**EXERCISE DETAILS**
Find all the lines with "фортепиано" and gather them.

## start RAW DATA

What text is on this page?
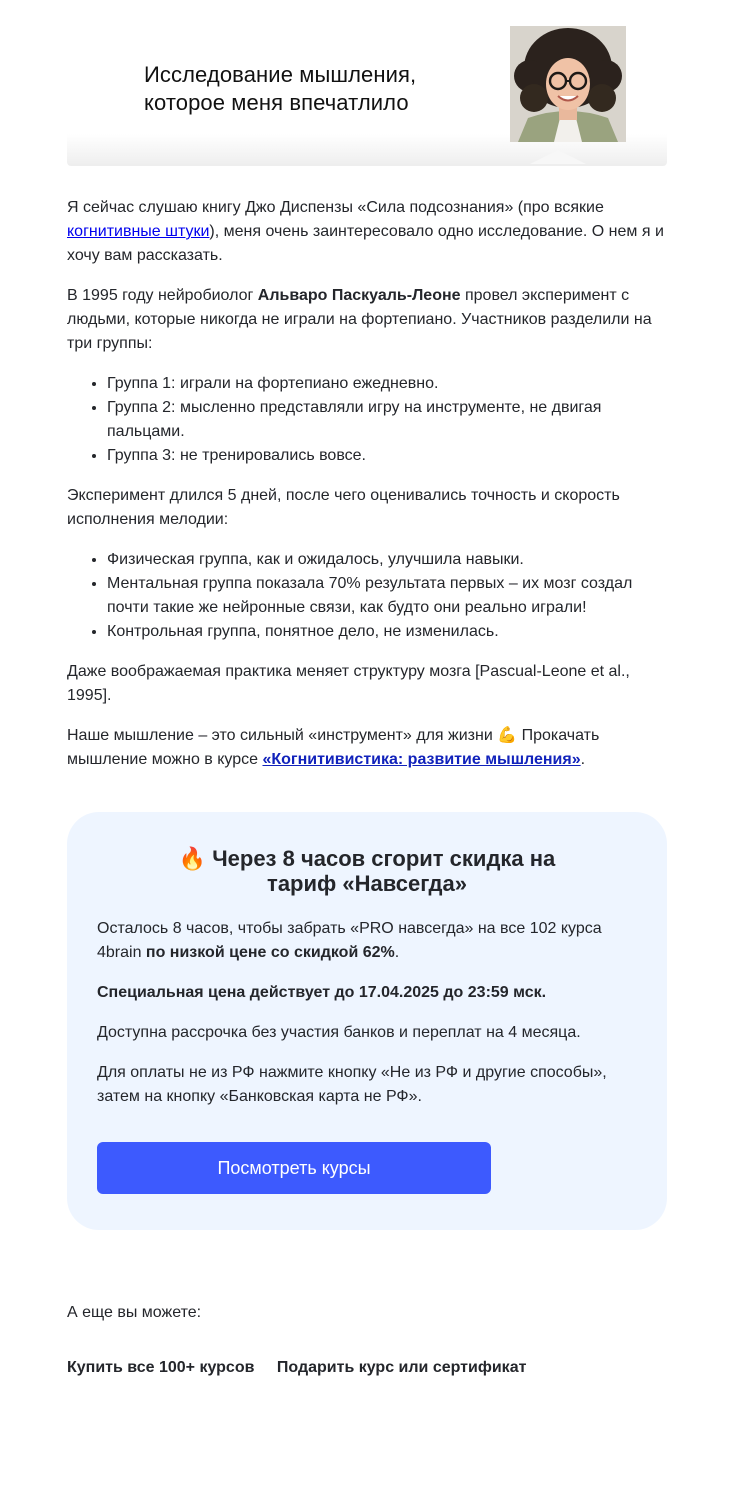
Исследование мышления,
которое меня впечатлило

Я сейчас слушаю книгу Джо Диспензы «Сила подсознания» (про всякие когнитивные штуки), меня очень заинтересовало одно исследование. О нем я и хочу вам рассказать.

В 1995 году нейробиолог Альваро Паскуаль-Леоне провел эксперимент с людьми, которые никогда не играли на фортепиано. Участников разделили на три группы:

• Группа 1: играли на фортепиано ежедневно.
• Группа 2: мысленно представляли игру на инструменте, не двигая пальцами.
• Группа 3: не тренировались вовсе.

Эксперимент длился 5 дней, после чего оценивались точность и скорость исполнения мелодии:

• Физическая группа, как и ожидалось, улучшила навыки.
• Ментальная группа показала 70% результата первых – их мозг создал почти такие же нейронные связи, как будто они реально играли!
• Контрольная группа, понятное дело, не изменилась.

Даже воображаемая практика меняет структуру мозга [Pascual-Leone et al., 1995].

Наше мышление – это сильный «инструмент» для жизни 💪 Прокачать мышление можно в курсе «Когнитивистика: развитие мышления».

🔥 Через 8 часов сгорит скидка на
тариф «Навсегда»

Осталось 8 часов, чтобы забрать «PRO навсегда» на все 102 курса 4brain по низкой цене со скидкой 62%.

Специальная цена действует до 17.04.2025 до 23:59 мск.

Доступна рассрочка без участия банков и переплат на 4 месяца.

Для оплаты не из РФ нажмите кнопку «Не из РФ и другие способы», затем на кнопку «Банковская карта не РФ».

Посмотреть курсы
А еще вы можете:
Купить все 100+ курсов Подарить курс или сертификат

## end RAW DATA
## start RAW DATA

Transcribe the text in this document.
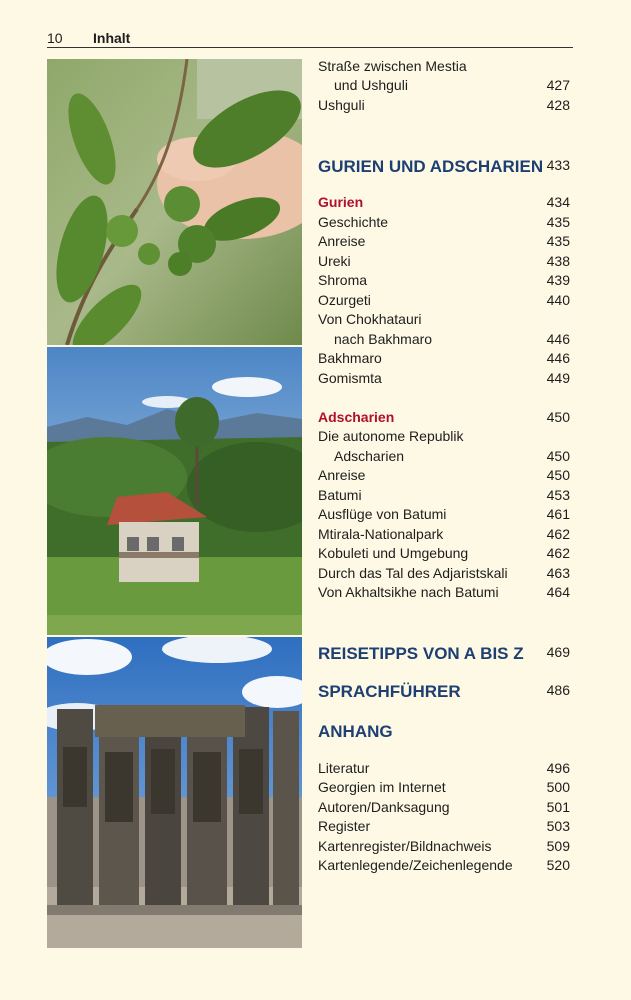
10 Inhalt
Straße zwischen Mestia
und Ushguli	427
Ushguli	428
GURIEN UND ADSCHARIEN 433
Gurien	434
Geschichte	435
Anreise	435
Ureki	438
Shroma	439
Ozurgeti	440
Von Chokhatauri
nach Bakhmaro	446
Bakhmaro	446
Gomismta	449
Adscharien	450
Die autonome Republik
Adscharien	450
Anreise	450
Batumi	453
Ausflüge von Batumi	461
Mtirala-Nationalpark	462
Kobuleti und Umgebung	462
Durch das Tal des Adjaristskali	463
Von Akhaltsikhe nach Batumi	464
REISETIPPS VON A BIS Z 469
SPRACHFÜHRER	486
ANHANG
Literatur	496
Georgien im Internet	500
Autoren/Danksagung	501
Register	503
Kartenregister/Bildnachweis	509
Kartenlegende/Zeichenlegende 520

## end RAW DATA

**WRITTEN ANSWER**
В 1995 году нейробиолог Альваро Паскуаль-Леоне провел эксперимент с людьми, которые никогда не играли на фортепиано. Участников разделили на три группы:
• Группа 1: играли на фортепиано ежедневно.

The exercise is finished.